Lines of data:
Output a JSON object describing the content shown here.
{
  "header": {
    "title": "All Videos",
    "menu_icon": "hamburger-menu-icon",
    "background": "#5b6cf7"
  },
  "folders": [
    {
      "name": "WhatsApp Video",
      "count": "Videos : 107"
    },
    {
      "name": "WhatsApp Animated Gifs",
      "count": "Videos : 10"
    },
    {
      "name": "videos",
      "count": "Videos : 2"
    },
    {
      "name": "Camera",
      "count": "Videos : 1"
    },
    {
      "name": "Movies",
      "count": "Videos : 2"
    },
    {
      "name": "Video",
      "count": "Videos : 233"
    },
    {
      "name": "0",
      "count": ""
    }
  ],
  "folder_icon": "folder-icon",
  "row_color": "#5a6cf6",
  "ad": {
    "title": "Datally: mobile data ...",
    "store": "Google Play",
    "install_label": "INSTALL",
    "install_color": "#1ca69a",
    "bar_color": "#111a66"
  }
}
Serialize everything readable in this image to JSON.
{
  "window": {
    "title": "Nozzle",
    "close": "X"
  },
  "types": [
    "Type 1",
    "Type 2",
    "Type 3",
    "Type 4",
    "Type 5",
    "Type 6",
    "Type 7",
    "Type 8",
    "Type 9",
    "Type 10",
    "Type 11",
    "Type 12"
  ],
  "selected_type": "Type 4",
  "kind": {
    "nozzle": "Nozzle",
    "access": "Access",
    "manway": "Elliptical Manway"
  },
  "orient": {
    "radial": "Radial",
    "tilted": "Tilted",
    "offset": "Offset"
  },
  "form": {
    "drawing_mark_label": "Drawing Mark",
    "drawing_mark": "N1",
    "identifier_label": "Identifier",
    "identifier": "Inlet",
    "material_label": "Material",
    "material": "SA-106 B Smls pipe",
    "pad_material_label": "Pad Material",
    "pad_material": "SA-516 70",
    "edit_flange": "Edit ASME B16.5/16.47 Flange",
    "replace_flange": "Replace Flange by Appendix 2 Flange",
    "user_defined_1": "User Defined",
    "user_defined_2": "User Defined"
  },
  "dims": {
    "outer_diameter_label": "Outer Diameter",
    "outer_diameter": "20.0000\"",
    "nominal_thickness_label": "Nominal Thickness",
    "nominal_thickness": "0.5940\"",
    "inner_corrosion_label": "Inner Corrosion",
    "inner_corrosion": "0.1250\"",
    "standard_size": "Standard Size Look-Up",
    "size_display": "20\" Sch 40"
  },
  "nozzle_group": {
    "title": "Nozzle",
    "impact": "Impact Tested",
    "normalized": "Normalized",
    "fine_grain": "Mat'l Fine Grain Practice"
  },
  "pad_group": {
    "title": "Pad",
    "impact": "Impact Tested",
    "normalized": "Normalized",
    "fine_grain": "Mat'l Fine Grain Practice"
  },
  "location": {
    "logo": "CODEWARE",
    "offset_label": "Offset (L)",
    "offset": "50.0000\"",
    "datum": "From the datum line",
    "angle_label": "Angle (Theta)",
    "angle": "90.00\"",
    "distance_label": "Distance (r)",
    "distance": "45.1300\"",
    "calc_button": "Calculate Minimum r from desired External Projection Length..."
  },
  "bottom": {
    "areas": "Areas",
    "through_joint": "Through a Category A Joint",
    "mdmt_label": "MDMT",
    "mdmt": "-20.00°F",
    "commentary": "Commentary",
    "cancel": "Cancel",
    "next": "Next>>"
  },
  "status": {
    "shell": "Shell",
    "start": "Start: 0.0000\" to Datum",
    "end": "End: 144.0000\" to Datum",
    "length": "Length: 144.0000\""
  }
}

* **What is being asked**
Look for the word "count" and return every line where it occurs.

* **Task solution**
      "count": "Videos : 107"
      "count": "Videos : 10"
      "count": "Videos : 2"
      "count": "Videos : 1"
      "count": "Videos : 2"
      "count": "Videos : 233"
      "count": ""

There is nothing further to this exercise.